**Problem details:** Output all lines exactly.
[Records for this exercise start]
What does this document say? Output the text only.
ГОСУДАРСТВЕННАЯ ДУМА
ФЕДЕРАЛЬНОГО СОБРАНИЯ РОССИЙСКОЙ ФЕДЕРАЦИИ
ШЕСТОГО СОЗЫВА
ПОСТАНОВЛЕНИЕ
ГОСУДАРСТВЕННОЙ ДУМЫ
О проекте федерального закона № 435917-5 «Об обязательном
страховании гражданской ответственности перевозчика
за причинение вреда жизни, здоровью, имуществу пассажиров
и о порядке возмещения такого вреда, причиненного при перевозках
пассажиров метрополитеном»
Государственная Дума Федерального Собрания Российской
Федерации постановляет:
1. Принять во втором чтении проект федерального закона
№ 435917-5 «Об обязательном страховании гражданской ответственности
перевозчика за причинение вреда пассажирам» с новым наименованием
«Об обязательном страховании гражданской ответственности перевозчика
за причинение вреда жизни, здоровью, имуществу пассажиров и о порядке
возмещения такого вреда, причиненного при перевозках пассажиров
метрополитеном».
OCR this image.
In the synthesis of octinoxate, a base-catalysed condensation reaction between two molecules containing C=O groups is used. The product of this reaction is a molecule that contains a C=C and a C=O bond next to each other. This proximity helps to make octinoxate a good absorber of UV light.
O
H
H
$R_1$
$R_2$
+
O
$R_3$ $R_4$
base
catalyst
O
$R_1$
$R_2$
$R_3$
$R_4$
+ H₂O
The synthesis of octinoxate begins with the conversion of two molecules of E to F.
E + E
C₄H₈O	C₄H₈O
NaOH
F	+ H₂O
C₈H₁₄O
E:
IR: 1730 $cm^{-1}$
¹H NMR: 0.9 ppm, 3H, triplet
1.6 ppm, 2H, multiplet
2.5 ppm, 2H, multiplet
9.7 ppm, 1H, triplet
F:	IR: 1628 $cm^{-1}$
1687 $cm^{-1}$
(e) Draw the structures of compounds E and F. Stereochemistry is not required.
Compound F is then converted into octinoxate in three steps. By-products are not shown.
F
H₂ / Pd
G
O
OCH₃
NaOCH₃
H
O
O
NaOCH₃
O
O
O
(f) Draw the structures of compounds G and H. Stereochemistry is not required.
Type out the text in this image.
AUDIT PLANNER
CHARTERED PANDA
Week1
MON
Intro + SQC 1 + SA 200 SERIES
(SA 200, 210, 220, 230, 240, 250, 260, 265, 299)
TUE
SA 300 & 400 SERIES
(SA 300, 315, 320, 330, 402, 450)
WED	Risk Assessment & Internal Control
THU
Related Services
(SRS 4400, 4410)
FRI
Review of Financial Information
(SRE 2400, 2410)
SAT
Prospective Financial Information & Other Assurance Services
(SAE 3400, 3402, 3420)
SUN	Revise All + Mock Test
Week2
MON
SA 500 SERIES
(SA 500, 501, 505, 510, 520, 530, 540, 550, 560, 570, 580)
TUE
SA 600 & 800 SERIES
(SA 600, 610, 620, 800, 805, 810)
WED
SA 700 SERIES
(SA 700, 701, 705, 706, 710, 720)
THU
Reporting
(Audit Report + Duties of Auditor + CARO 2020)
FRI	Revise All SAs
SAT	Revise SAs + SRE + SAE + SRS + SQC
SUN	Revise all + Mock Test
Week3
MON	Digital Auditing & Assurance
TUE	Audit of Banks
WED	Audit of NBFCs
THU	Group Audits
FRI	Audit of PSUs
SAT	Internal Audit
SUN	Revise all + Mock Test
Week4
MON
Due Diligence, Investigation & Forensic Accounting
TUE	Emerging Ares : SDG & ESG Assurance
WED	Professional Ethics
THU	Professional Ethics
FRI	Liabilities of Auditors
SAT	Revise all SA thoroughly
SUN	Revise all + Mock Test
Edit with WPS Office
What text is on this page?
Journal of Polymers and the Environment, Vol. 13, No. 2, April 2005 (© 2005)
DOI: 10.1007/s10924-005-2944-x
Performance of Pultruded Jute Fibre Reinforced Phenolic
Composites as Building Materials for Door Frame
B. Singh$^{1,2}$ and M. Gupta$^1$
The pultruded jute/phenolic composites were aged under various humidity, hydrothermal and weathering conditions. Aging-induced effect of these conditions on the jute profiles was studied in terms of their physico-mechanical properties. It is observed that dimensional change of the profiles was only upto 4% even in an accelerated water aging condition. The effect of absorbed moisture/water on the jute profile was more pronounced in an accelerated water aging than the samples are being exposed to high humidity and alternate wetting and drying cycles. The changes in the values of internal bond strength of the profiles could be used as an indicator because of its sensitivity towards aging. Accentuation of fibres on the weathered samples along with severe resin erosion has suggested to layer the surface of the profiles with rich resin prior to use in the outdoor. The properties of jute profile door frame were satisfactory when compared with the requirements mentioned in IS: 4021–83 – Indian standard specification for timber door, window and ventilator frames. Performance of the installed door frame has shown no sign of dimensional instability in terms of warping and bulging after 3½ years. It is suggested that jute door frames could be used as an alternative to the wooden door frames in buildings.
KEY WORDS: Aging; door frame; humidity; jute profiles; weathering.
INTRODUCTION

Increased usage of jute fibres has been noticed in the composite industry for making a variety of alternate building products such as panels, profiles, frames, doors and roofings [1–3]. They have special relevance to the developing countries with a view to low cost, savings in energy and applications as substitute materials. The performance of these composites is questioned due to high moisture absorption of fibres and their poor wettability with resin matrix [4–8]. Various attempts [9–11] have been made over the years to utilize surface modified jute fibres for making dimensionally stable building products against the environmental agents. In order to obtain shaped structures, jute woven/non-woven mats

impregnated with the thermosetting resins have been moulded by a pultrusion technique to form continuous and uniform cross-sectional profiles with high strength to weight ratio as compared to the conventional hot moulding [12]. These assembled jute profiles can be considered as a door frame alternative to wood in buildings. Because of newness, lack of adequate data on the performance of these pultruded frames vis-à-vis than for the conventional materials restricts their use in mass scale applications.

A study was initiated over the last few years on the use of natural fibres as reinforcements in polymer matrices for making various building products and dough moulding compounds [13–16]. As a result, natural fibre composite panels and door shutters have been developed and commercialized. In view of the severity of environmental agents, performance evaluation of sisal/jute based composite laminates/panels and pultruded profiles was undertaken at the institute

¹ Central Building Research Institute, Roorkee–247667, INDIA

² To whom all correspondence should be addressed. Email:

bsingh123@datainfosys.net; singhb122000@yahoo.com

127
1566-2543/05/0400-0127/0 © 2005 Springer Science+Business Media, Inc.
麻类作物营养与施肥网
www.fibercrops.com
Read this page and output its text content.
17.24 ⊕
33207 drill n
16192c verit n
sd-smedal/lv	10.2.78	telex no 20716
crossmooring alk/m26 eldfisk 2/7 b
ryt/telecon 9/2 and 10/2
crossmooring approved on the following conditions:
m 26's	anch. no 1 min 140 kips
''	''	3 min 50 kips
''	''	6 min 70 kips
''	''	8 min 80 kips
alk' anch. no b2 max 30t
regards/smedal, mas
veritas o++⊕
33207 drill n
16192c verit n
[Records for this exercise end]
**Final result:**
What does this document say? Output the text only.
ГОСУДАРСТВЕННАЯ ДУМА
ФЕДЕРАЛЬНОГО СОБРАНИЯ РОССИЙСКОЙ ФЕДЕРАЦИИ
ШЕСТОГО СОЗЫВА
ПОСТАНОВЛЕНИЕ
ГОСУДАРСТВЕННОЙ ДУМЫ
О проекте федерального закона № 435917-5 «Об обязательном
страховании гражданской ответственности перевозчика
за причинение вреда жизни, здоровью, имуществу пассажиров
и о порядке возмещения такого вреда, причиненного при перевозках
пассажиров метрополитеном»
Государственная Дума Федерального Собрания Российской
Федерации постановляет:
1. Принять во втором чтении проект федерального закона
№ 435917-5 «Об обязательном страховании гражданской ответственности
перевозчика за причинение вреда пассажирам» с новым наименованием
«Об обязательном страховании гражданской ответственности перевозчика
за причинение вреда жизни, здоровью, имуществу пассажиров и о порядке
возмещения такого вреда, причиненного при перевозках пассажиров
метрополитеном».
OCR this image.
In the synthesis of octinoxate, a base-catalysed condensation reaction between two molecules containing C=O groups is used. The product of this reaction is a molecule that contains a C=C and a C=O bond next to each other. This proximity helps to make octinoxate a good absorber of UV light.
O
H
H
$R_1$
$R_2$
+
O
$R_3$ $R_4$
base
catalyst
O
$R_1$
$R_2$
$R_3$
$R_4$
+ H₂O
The synthesis of octinoxate begins with the conversion of two molecules of E to F.
E + E
C₄H₈O	C₄H₈O
NaOH
F	+ H₂O
C₈H₁₄O
E:
IR: 1730 $cm^{-1}$
¹H NMR: 0.9 ppm, 3H, triplet
1.6 ppm, 2H, multiplet
2.5 ppm, 2H, multiplet
9.7 ppm, 1H, triplet
F:	IR: 1628 $cm^{-1}$
1687 $cm^{-1}$
(e) Draw the structures of compounds E and F. Stereochemistry is not required.
Compound F is then converted into octinoxate in three steps. By-products are not shown.
F
H₂ / Pd
G
O
OCH₃
NaOCH₃
H
O
O
NaOCH₃
O
O
O
(f) Draw the structures of compounds G and H. Stereochemistry is not required.
Type out the text in this image.
AUDIT PLANNER
CHARTERED PANDA
Week1
MON
Intro + SQC 1 + SA 200 SERIES
(SA 200, 210, 220, 230, 240, 250, 260, 265, 299)
TUE
SA 300 & 400 SERIES
(SA 300, 315, 320, 330, 402, 450)
WED	Risk Assessment & Internal Control
THU
Related Services
(SRS 4400, 4410)
FRI
Review of Financial Information
(SRE 2400, 2410)
SAT
Prospective Financial Information & Other Assurance Services
(SAE 3400, 3402, 3420)
SUN	Revise All + Mock Test
Week2
MON
SA 500 SERIES
(SA 500, 501, 505, 510, 520, 530, 540, 550, 560, 570, 580)
TUE
SA 600 & 800 SERIES
(SA 600, 610, 620, 800, 805, 810)
WED
SA 700 SERIES
(SA 700, 701, 705, 706, 710, 720)
THU
Reporting
(Audit Report + Duties of Auditor + CARO 2020)
FRI	Revise All SAs
SAT	Revise SAs + SRE + SAE + SRS + SQC
SUN	Revise all + Mock Test
Week3
MON	Digital Auditing & Assurance
TUE	Audit of Banks
WED	Audit of NBFCs
THU	Group Audits
FRI	Audit of PSUs
SAT	Internal Audit
SUN	Revise all + Mock Test
Week4
MON
Due Diligence, Investigation & Forensic Accounting
TUE	Emerging Ares : SDG & ESG Assurance
WED	Professional Ethics
THU	Professional Ethics
FRI	Liabilities of Auditors
SAT	Revise all SA thoroughly
SUN	Revise all + Mock Test
Edit with WPS Office
What text is on this page?
Journal of Polymers and the Environment, Vol. 13, No. 2, April 2005 (© 2005)
DOI: 10.1007/s10924-005-2944-x
Performance of Pultruded Jute Fibre Reinforced Phenolic
Composites as Building Materials for Door Frame
B. Singh$^{1,2}$ and M. Gupta$^1$
The pultruded jute/phenolic composites were aged under various humidity, hydrothermal and weathering conditions. Aging-induced effect of these conditions on the jute profiles was studied in terms of their physico-mechanical properties. It is observed that dimensional change of the profiles was only upto 4% even in an accelerated water aging condition. The effect of absorbed moisture/water on the jute profile was more pronounced in an accelerated water aging than the samples are being exposed to high humidity and alternate wetting and drying cycles. The changes in the values of internal bond strength of the profiles could be used as an indicator because of its sensitivity towards aging. Accentuation of fibres on the weathered samples along with severe resin erosion has suggested to layer the surface of the profiles with rich resin prior to use in the outdoor. The properties of jute profile door frame were satisfactory when compared with the requirements mentioned in IS: 4021–83 – Indian standard specification for timber door, window and ventilator frames. Performance of the installed door frame has shown no sign of dimensional instability in terms of warping and bulging after 3½ years. It is suggested that jute door frames could be used as an alternative to the wooden door frames in buildings.
KEY WORDS: Aging; door frame; humidity; jute profiles; weathering.
INTRODUCTION

Increased usage of jute fibres has been noticed in the composite industry for making a variety of alternate building products such as panels, profiles, frames, doors and roofings [1–3]. They have special relevance to the developing countries with a view to low cost, savings in energy and applications as substitute materials. The performance of these composites is questioned due to high moisture absorption of fibres and their poor wettability with resin matrix [4–8]. Various attempts [9–11] have been made over the years to utilize surface modified jute fibres for making dimensionally stable building products against the environmental agents. In order to obtain shaped structures, jute woven/non-woven mats

impregnated with the thermosetting resins have been moulded by a pultrusion technique to form continuous and uniform cross-sectional profiles with high strength to weight ratio as compared to the conventional hot moulding [12]. These assembled jute profiles can be considered as a door frame alternative to wood in buildings. Because of newness, lack of adequate data on the performance of these pultruded frames vis-à-vis than for the conventional materials restricts their use in mass scale applications.

A study was initiated over the last few years on the use of natural fibres as reinforcements in polymer matrices for making various building products and dough moulding compounds [13–16]. As a result, natural fibre composite panels and door shutters have been developed and commercialized. In view of the severity of environmental agents, performance evaluation of sisal/jute based composite laminates/panels and pultruded profiles was undertaken at the institute

¹ Central Building Research Institute, Roorkee–247667, INDIA

² To whom all correspondence should be addressed. Email:

bsingh123@datainfosys.net; singhb122000@yahoo.com

127
1566-2543/05/0400-0127/0 © 2005 Springer Science+Business Media, Inc.
麻类作物营养与施肥网
www.fibercrops.com
Read this page and output its text content.
17.24 ⊕
33207 drill n
16192c verit n
sd-smedal/lv	10.2.78	telex no 20716
crossmooring alk/m26 eldfisk 2/7 b
ryt/telecon 9/2 and 10/2
crossmooring approved on the following conditions:
m 26's	anch. no 1 min 140 kips
''	''	3 min 50 kips
''	''	6 min 70 kips
''	''	8 min 80 kips
alk' anch. no b2 max 30t
regards/smedal, mas
veritas o++⊕
33207 drill n
16192c verit n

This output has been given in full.